# Written task
Your task is to extract every entry that follows word for word while excluding the pictures.
___ Records to use ___
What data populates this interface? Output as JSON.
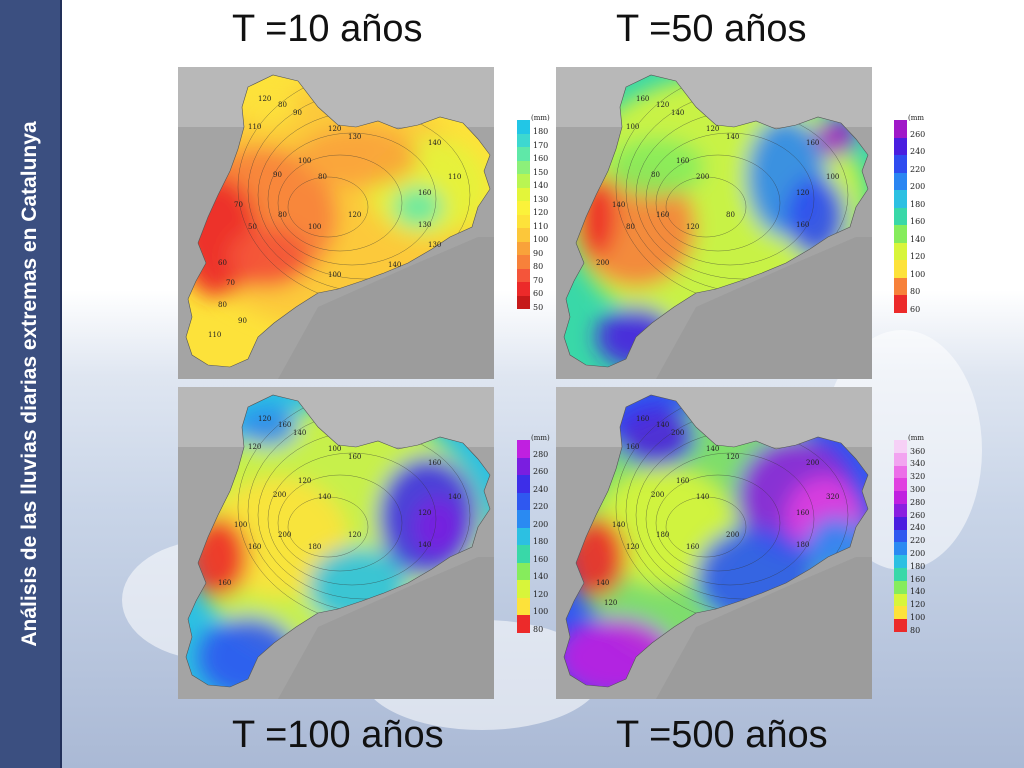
{
  "sidebar_title": "Análisis de las lluvias diarias extremas en Catalunya",
  "panels": [
    {
      "title": "T =10 años",
      "legend_unit": "(mm)",
      "legend_ticks": [
        "180",
        "170",
        "160",
        "150",
        "140",
        "130",
        "120",
        "110",
        "100",
        "90",
        "80",
        "70",
        "60",
        "50"
      ],
      "legend_colors": [
        "#22c6e6",
        "#3dd8d0",
        "#5fe8a8",
        "#8cf07a",
        "#b9f552",
        "#e3f53a",
        "#fbf23a",
        "#fde23a",
        "#fcc73a",
        "#f9a23a",
        "#f7813a",
        "#f4553a",
        "#ec2a2a",
        "#c61a1a"
      ],
      "contour_labels": [
        "120",
        "80",
        "90",
        "110",
        "120",
        "130",
        "100",
        "90",
        "80",
        "140",
        "110",
        "160",
        "70",
        "50",
        "80",
        "100",
        "120",
        "130",
        "60",
        "70",
        "80",
        "90",
        "100",
        "140",
        "130",
        "110"
      ]
    },
    {
      "title": "T =50 años",
      "legend_unit": "(mm",
      "legend_ticks": [
        "260",
        "240",
        "220",
        "200",
        "180",
        "160",
        "140",
        "120",
        "100",
        "80",
        "60"
      ],
      "legend_colors": [
        "#a018c8",
        "#4a1ee0",
        "#2f4cf0",
        "#2a86f2",
        "#2cc0e2",
        "#39d8a8",
        "#86ec5c",
        "#d8f53a",
        "#fde23a",
        "#f7813a",
        "#ec2a2a"
      ],
      "contour_labels": [
        "160",
        "120",
        "140",
        "100",
        "120",
        "140",
        "160",
        "80",
        "200",
        "160",
        "100",
        "120",
        "140",
        "80",
        "160",
        "120",
        "80",
        "160",
        "200"
      ]
    },
    {
      "title": "T =100 años",
      "legend_unit": "(mm)",
      "legend_ticks": [
        "280",
        "260",
        "240",
        "220",
        "200",
        "180",
        "160",
        "140",
        "120",
        "100",
        "80"
      ],
      "legend_colors": [
        "#c020e0",
        "#7a1ee0",
        "#3d2ee8",
        "#2f58f0",
        "#2a8af2",
        "#2cc0e2",
        "#39d8a8",
        "#86ec5c",
        "#d8f53a",
        "#fde23a",
        "#ec2a2a"
      ],
      "contour_labels": [
        "120",
        "160",
        "140",
        "120",
        "100",
        "160",
        "120",
        "200",
        "140",
        "160",
        "140",
        "120",
        "100",
        "160",
        "200",
        "180",
        "120",
        "140",
        "160"
      ]
    },
    {
      "title": "T =500 años",
      "legend_unit": "(mm",
      "legend_ticks": [
        "360",
        "340",
        "320",
        "300",
        "280",
        "260",
        "240",
        "220",
        "200",
        "180",
        "160",
        "140",
        "120",
        "100",
        "80"
      ],
      "legend_colors": [
        "#f6d0f6",
        "#f2a4f0",
        "#ec6ee8",
        "#e040e0",
        "#c020e0",
        "#8a1ee0",
        "#4a1ee0",
        "#2f58f0",
        "#2a8af2",
        "#2cc0e2",
        "#39d8a8",
        "#86ec5c",
        "#d8f53a",
        "#fde23a",
        "#ec2a2a"
      ],
      "contour_labels": [
        "160",
        "140",
        "200",
        "160",
        "140",
        "120",
        "160",
        "200",
        "140",
        "200",
        "320",
        "160",
        "140",
        "120",
        "180",
        "160",
        "200",
        "180",
        "140",
        "120"
      ]
    }
  ]
}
___
# Correct result
What data populates this interface? Output as JSON.
{
  "sidebar_title": "Análisis de las lluvias diarias extremas en Catalunya",
  "panels": [
    {
      "title": "T =10 años",
      "legend_unit": "(mm)",
      "legend_ticks": [
        "180",
        "170",
        "160",
        "150",
        "140",
        "130",
        "120",
        "110",
        "100",
        "90",
        "80",
        "70",
        "60",
        "50"
      ],
      "legend_colors": [
        "#22c6e6",
        "#3dd8d0",
        "#5fe8a8",
        "#8cf07a",
        "#b9f552",
        "#e3f53a",
        "#fbf23a",
        "#fde23a",
        "#fcc73a",
        "#f9a23a",
        "#f7813a",
        "#f4553a",
        "#ec2a2a",
        "#c61a1a"
      ],
      "contour_labels": [
        "120",
        "80",
        "90",
        "110",
        "120",
        "130",
        "100",
        "90",
        "80",
        "140",
        "110",
        "160",
        "70",
        "50",
        "80",
        "100",
        "120",
        "130",
        "60",
        "70",
        "80",
        "90",
        "100",
        "140",
        "130",
        "110"
      ]
    },
    {
      "title": "T =50 años",
      "legend_unit": "(mm",
      "legend_ticks": [
        "260",
        "240",
        "220",
        "200",
        "180",
        "160",
        "140",
        "120",
        "100",
        "80",
        "60"
      ],
      "legend_colors": [
        "#a018c8",
        "#4a1ee0",
        "#2f4cf0",
        "#2a86f2",
        "#2cc0e2",
        "#39d8a8",
        "#86ec5c",
        "#d8f53a",
        "#fde23a",
        "#f7813a",
        "#ec2a2a"
      ],
      "contour_labels": [
        "160",
        "120",
        "140",
        "100",
        "120",
        "140",
        "160",
        "80",
        "200",
        "160",
        "100",
        "120",
        "140",
        "80",
        "160",
        "120",
        "80",
        "160",
        "200"
      ]
    },
    {
      "title": "T =100 años",
      "legend_unit": "(mm)",
      "legend_ticks": [
        "280",
        "260",
        "240",
        "220",
        "200",
        "180",
        "160",
        "140",
        "120",
        "100",
        "80"
      ],
      "legend_colors": [
        "#c020e0",
        "#7a1ee0",
        "#3d2ee8",
        "#2f58f0",
        "#2a8af2",
        "#2cc0e2",
        "#39d8a8",
        "#86ec5c",
        "#d8f53a",
        "#fde23a",
        "#ec2a2a"
      ],
      "contour_labels": [
        "120",
        "160",
        "140",
        "120",
        "100",
        "160",
        "120",
        "200",
        "140",
        "160",
        "140",
        "120",
        "100",
        "160",
        "200",
        "180",
        "120",
        "140",
        "160"
      ]
    },
    {
      "title": "T =500 años",
      "legend_unit": "(mm",
      "legend_ticks": [
        "360",
        "340",
        "320",
        "300",
        "280",
        "260",
        "240",
        "220",
        "200",
        "180",
        "160",
        "140",
        "120",
        "100",
        "80"
      ],
      "legend_colors": [
        "#f6d0f6",
        "#f2a4f0",
        "#ec6ee8",
        "#e040e0",
        "#c020e0",
        "#8a1ee0",
        "#4a1ee0",
        "#2f58f0",
        "#2a8af2",
        "#2cc0e2",
        "#39d8a8",
        "#86ec5c",
        "#d8f53a",
        "#fde23a",
        "#ec2a2a"
      ],
      "contour_labels": [
        "160",
        "140",
        "200",
        "160",
        "140",
        "120",
        "160",
        "200",
        "140",
        "200",
        "320",
        "160",
        "140",
        "120",
        "180",
        "160",
        "200",
        "180",
        "140",
        "120"
      ]
    }
  ]
}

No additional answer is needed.